## START Material for the task

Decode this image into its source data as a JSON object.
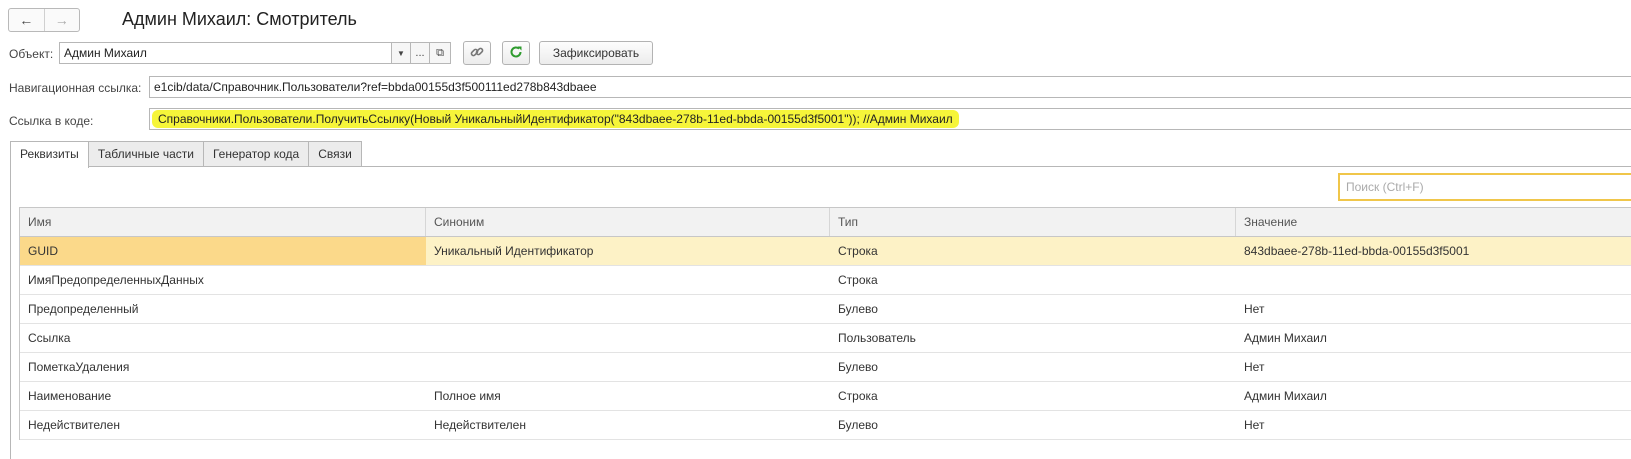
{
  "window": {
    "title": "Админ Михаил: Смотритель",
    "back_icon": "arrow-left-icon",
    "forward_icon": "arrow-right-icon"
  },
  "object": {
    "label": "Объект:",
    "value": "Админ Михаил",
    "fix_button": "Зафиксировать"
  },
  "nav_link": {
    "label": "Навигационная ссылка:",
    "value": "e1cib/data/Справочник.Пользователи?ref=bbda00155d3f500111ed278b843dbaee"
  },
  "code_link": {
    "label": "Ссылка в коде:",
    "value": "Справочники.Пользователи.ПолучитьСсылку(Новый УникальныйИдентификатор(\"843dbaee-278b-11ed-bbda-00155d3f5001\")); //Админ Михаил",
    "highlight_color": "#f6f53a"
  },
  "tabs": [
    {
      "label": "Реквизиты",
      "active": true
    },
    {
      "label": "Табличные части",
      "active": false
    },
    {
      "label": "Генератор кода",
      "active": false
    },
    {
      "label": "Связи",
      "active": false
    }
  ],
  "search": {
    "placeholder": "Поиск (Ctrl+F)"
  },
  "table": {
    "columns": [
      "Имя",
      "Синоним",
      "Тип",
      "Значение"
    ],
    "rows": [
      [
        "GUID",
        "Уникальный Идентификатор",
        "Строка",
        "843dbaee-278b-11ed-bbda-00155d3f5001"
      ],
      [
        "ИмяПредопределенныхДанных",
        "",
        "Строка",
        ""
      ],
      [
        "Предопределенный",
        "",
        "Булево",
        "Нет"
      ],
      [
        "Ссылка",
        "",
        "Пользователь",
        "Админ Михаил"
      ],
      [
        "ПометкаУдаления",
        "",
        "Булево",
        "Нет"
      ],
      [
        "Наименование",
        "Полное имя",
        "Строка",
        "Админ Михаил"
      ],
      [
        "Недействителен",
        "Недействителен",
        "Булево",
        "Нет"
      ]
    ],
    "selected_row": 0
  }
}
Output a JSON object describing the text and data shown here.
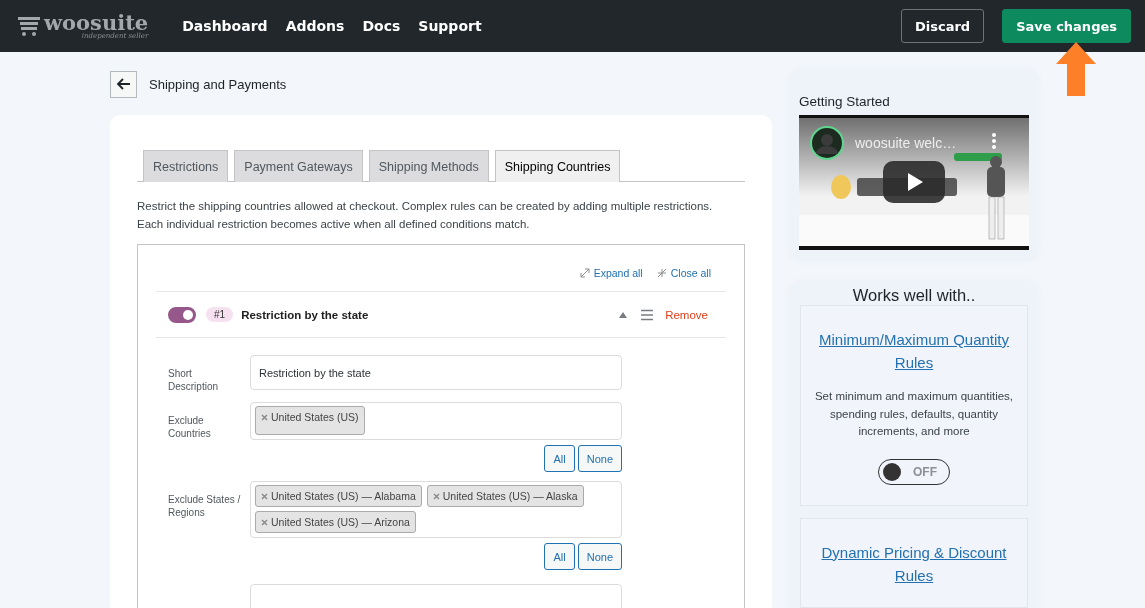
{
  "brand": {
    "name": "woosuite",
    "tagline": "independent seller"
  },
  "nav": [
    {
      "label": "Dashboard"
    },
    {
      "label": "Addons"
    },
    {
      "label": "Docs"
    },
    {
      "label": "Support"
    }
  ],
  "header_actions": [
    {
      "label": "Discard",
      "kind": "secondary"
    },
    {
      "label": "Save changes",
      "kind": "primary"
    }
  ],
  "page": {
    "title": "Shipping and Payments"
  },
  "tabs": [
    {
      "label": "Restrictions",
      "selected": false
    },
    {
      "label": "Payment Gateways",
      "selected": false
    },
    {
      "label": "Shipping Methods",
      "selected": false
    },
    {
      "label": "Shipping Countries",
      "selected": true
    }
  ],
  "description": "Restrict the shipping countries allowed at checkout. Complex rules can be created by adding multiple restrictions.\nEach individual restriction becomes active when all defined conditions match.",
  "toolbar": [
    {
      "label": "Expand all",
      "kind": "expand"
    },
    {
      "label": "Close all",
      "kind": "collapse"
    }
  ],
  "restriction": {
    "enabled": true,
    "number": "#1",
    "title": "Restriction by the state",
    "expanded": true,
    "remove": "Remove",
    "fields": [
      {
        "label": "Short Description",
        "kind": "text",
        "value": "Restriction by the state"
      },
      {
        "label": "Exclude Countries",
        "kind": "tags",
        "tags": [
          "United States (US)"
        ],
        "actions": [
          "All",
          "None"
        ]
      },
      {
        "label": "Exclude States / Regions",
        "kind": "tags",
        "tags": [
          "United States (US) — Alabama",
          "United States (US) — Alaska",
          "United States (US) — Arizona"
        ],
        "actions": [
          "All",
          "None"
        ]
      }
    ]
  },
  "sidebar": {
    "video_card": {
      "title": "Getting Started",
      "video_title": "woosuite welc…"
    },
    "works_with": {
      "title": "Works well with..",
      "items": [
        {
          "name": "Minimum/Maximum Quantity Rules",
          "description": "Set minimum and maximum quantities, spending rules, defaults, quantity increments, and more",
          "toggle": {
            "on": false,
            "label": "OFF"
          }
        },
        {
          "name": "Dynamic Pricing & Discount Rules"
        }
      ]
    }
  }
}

## END Material for the task
## START Material for the task

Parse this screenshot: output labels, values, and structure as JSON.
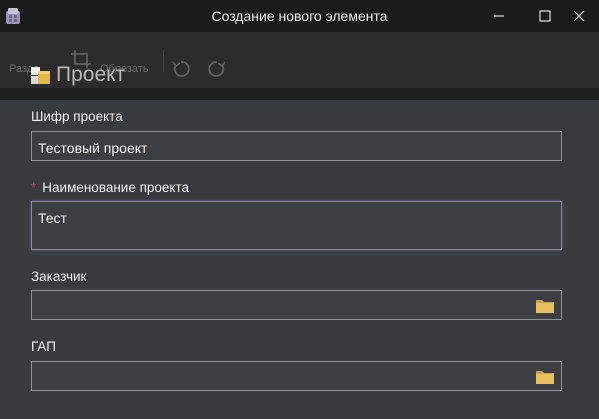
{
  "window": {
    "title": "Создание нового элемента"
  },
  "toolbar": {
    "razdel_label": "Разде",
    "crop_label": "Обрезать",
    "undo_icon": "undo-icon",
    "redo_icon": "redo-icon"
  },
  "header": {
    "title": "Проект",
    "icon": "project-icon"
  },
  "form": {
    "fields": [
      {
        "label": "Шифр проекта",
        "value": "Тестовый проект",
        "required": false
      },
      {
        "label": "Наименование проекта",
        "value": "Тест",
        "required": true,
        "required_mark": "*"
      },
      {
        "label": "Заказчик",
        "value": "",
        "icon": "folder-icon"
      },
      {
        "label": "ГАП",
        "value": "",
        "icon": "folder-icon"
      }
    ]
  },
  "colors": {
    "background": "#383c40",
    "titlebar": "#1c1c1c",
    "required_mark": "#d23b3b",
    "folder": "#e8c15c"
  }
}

## END Material for the task

Your task: Read through the data and copy every line where "JSON" shows up.

Right answer:
Decode this image into its source data as a JSON object.
Output a JSON object describing the text and data shown here.
Parse this screenshot: output labels, values, and structure as JSON.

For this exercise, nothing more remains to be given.